Task brief — Revise the rows below by replacing "centering" with "normalization" wherever it occurs, changing nothing else. Leave the pictures out of your answer.

[Annotated element entries]

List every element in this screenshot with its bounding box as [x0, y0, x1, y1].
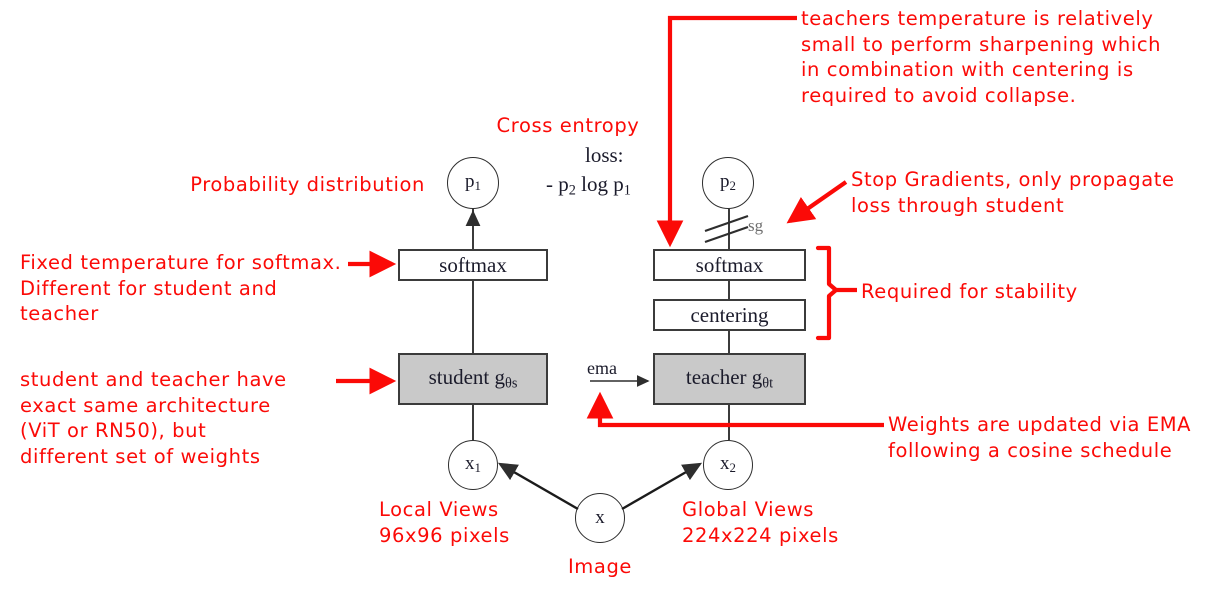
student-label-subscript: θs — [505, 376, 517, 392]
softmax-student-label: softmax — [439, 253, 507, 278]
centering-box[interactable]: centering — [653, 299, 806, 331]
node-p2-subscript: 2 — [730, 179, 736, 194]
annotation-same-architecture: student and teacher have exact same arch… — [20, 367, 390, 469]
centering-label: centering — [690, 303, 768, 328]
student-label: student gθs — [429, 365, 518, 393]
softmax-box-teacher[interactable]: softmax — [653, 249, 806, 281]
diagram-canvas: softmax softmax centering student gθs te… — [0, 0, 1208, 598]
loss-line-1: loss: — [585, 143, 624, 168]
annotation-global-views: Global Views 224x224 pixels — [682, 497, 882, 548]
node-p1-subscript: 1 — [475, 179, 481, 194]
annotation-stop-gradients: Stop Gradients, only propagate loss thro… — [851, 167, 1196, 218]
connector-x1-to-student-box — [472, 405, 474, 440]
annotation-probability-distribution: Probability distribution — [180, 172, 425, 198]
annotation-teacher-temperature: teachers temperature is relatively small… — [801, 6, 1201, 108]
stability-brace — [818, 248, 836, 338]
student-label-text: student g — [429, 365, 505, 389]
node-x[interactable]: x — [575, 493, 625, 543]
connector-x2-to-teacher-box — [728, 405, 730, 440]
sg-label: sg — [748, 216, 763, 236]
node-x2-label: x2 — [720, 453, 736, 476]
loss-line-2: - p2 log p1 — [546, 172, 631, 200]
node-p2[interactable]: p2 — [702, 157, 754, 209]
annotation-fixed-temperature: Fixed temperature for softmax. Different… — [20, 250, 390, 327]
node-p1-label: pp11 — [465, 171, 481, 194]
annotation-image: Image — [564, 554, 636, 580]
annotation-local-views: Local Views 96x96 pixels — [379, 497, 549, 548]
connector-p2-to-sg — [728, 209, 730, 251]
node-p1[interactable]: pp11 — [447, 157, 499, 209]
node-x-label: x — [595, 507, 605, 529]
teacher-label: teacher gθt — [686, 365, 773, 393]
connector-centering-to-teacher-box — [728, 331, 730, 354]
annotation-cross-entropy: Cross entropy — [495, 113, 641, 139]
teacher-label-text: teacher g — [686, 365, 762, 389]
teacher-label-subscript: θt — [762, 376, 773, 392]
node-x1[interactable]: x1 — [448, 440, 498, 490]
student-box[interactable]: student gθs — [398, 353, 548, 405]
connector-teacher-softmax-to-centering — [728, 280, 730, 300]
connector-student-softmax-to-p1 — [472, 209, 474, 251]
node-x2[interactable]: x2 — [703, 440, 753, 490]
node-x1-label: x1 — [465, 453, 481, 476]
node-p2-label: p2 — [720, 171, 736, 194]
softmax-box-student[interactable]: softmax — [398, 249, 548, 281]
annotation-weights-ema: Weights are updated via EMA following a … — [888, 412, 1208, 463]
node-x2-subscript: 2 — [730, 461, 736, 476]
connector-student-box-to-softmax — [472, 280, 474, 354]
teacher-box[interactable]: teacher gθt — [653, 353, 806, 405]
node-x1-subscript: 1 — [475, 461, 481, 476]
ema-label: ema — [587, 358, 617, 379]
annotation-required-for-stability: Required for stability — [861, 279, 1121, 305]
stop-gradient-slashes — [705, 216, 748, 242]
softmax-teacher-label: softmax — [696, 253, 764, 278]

Exercise solution —
List every element in this screenshot with its bounding box as [x0, y0, x1, y1].
student-label-subscript: θs — [505, 376, 517, 392]
softmax-student-label: softmax — [439, 253, 507, 278]
normalization-box[interactable]: normalization — [653, 299, 806, 331]
node-p2-subscript: 2 — [730, 179, 736, 194]
annotation-same-architecture: student and teacher have exact same arch… — [20, 367, 390, 469]
normalization-label: normalization — [690, 303, 768, 328]
student-label: student gθs — [429, 365, 518, 393]
softmax-box-teacher[interactable]: softmax — [653, 249, 806, 281]
diagram-canvas: softmax softmax normalization student gθs te… — [0, 0, 1208, 598]
loss-line-1: loss: — [585, 143, 624, 168]
annotation-global-views: Global Views 224x224 pixels — [682, 497, 882, 548]
node-p1-subscript: 1 — [475, 179, 481, 194]
annotation-stop-gradients: Stop Gradients, only propagate loss thro… — [851, 167, 1196, 218]
connector-x1-to-student-box — [472, 405, 474, 440]
annotation-probability-distribution: Probability distribution — [180, 172, 425, 198]
annotation-teacher-temperature: teachers temperature is relatively small… — [801, 6, 1201, 108]
stability-brace — [818, 248, 836, 338]
student-label-text: student g — [429, 365, 505, 389]
node-x[interactable]: x — [575, 493, 625, 543]
connector-x2-to-teacher-box — [728, 405, 730, 440]
sg-label: sg — [748, 216, 763, 236]
node-x2-label: x2 — [720, 453, 736, 476]
loss-line-2: - p2 log p1 — [546, 172, 631, 200]
node-p2[interactable]: p2 — [702, 157, 754, 209]
annotation-fixed-temperature: Fixed temperature for softmax. Different… — [20, 250, 390, 327]
node-p1-label: pp11 — [465, 171, 481, 194]
annotation-image: Image — [564, 554, 636, 580]
annotation-local-views: Local Views 96x96 pixels — [379, 497, 549, 548]
connector-p2-to-sg — [728, 209, 730, 251]
node-p1[interactable]: pp11 — [447, 157, 499, 209]
node-x-label: x — [595, 507, 605, 529]
teacher-label: teacher gθt — [686, 365, 773, 393]
connector-normalization-to-teacher-box — [728, 331, 730, 354]
annotation-cross-entropy: Cross entropy — [495, 113, 641, 139]
teacher-label-text: teacher g — [686, 365, 762, 389]
teacher-label-subscript: θt — [762, 376, 773, 392]
node-x1[interactable]: x1 — [448, 440, 498, 490]
student-box[interactable]: student gθs — [398, 353, 548, 405]
connector-teacher-softmax-to-normalization — [728, 280, 730, 300]
connector-student-softmax-to-p1 — [472, 209, 474, 251]
node-x2[interactable]: x2 — [703, 440, 753, 490]
node-x1-label: x1 — [465, 453, 481, 476]
node-p2-label: p2 — [720, 171, 736, 194]
softmax-box-student[interactable]: softmax — [398, 249, 548, 281]
annotation-weights-ema: Weights are updated via EMA following a … — [888, 412, 1208, 463]
node-x2-subscript: 2 — [730, 461, 736, 476]
connector-student-box-to-softmax — [472, 280, 474, 354]
teacher-box[interactable]: teacher gθt — [653, 353, 806, 405]
node-x1-subscript: 1 — [475, 461, 481, 476]
ema-label: ema — [587, 358, 617, 379]
annotation-required-for-stability: Required for stability — [861, 279, 1121, 305]
stop-gradient-slashes — [705, 216, 748, 242]
softmax-teacher-label: softmax — [696, 253, 764, 278]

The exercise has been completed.